(Records)
━━━━━━━━━━

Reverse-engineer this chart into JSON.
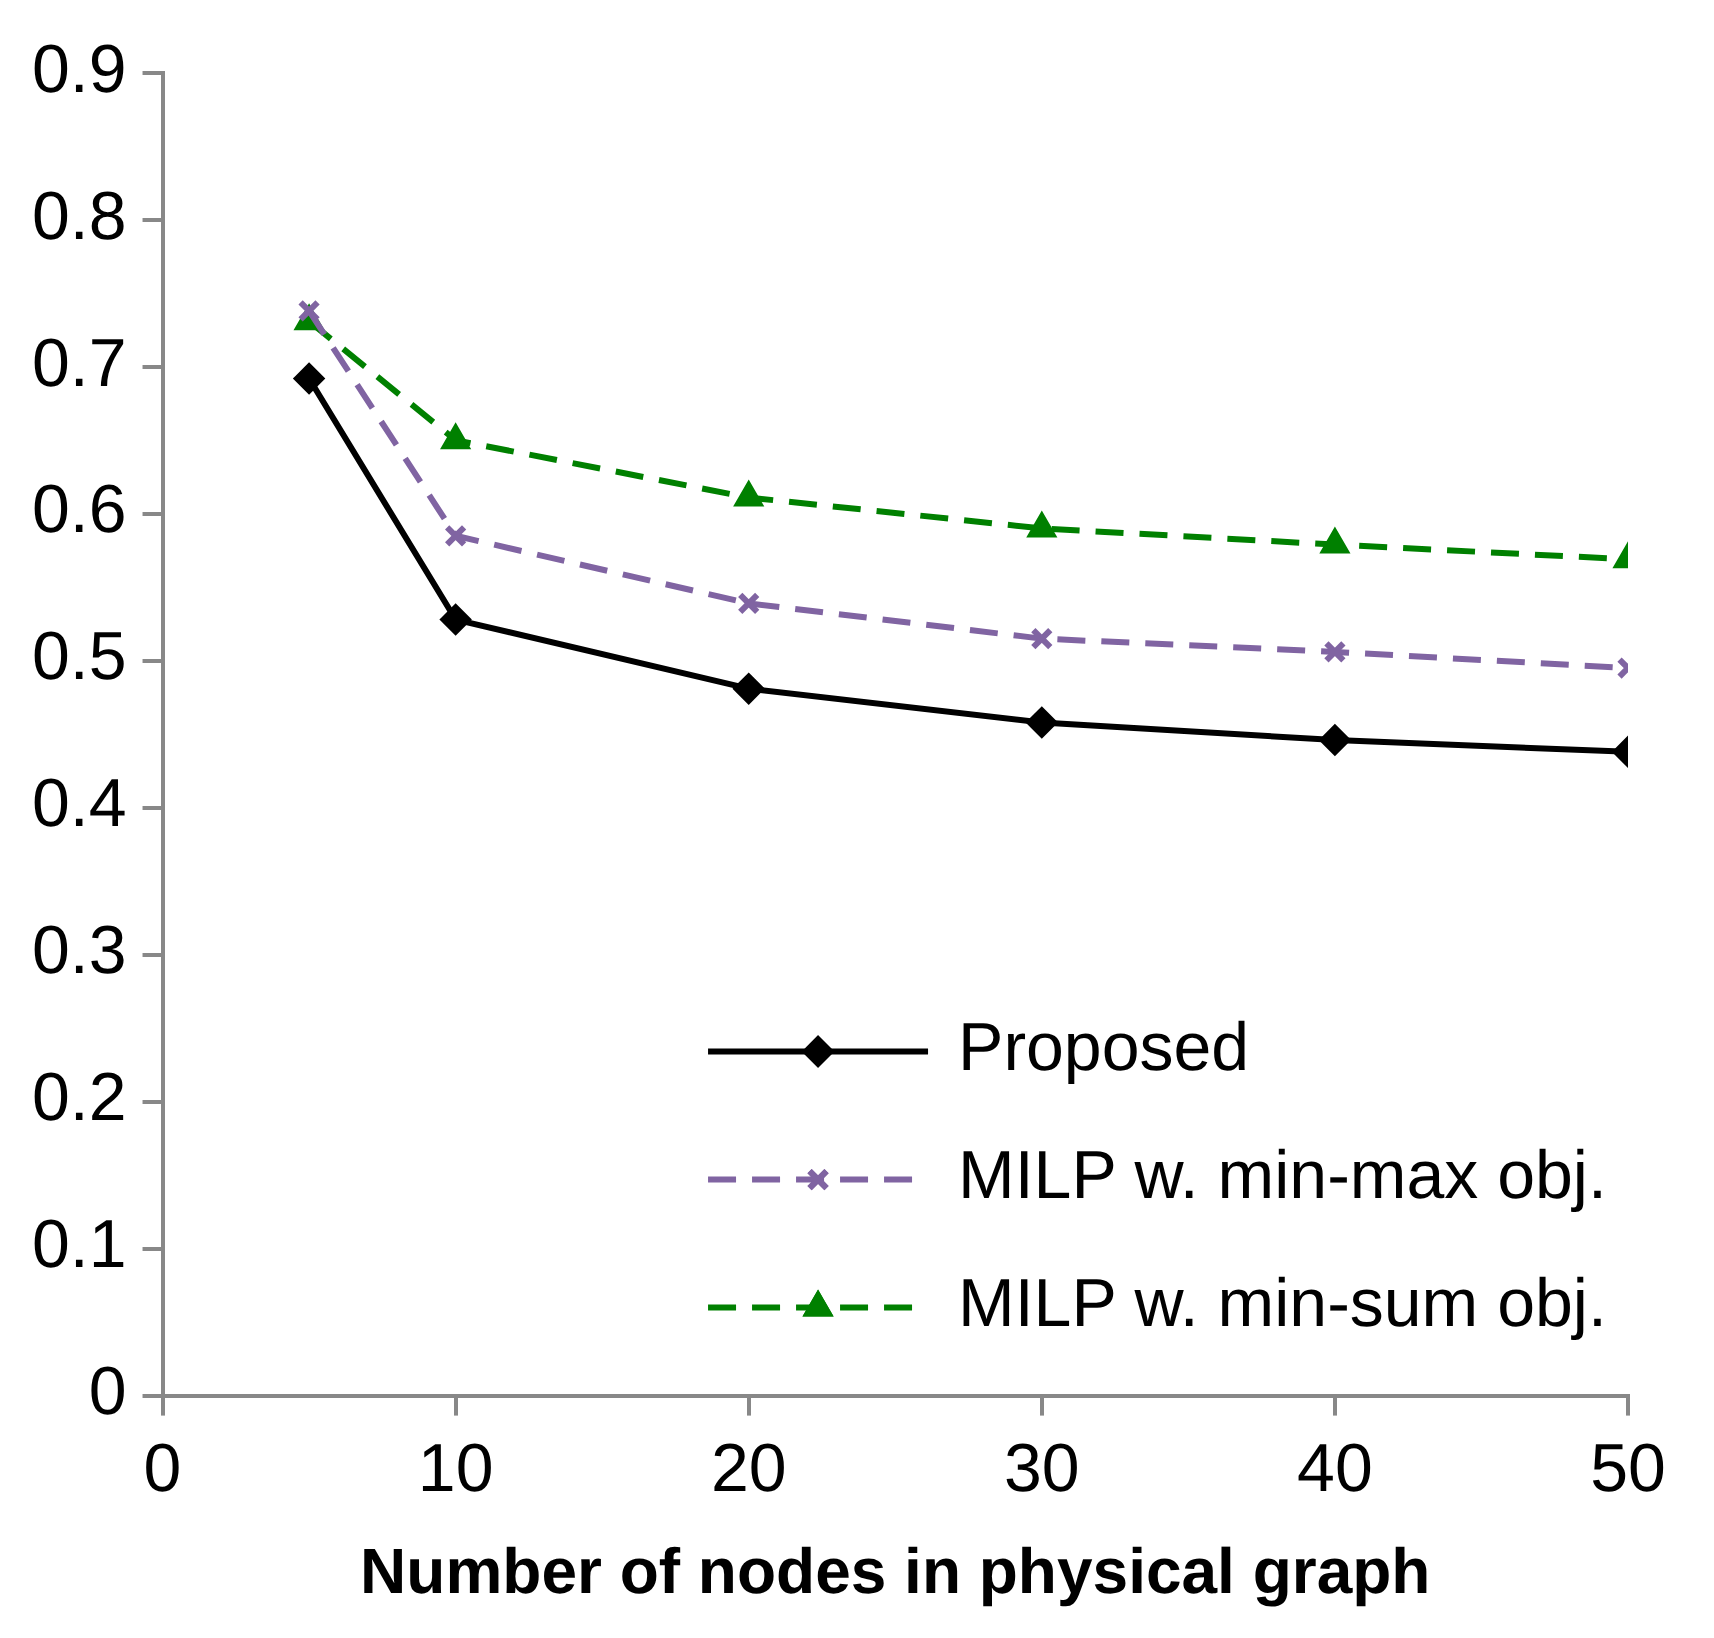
{
  "chart_data": {
    "type": "line",
    "xlabel": "Number of nodes in physical graph",
    "xlim": [
      0,
      50
    ],
    "xticks": [
      0,
      10,
      20,
      30,
      40,
      50
    ],
    "ylim": [
      0,
      0.9
    ],
    "yticks": [
      0,
      0.1,
      0.2,
      0.3,
      0.4,
      0.5,
      0.6,
      0.7,
      0.8,
      0.9
    ],
    "x": [
      5,
      10,
      20,
      30,
      40,
      50
    ],
    "grid": false,
    "legend": "bottom right",
    "series": [
      {
        "name": "Proposed",
        "color": "#000000",
        "marker": "diamond",
        "line_style": "solid",
        "values": [
          0.692,
          0.528,
          0.481,
          0.458,
          0.446,
          0.438
        ]
      },
      {
        "name": "MILP w. min-max obj.",
        "color": "#8064a2",
        "marker": "cross",
        "line_style": "dashed",
        "values": [
          0.738,
          0.585,
          0.539,
          0.515,
          0.506,
          0.495
        ]
      },
      {
        "name": "MILP w. min-sum obj.",
        "color": "#008000",
        "marker": "triangle",
        "line_style": "dashed",
        "values": [
          0.731,
          0.65,
          0.611,
          0.59,
          0.579,
          0.569
        ]
      }
    ]
  }
}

━━━━━━━━━━

Pick out each line that holds the string "name".

→ In response
        "name": "Proposed",
        "name": "MILP w. min-max obj.",
        "name": "MILP w. min-sum obj.",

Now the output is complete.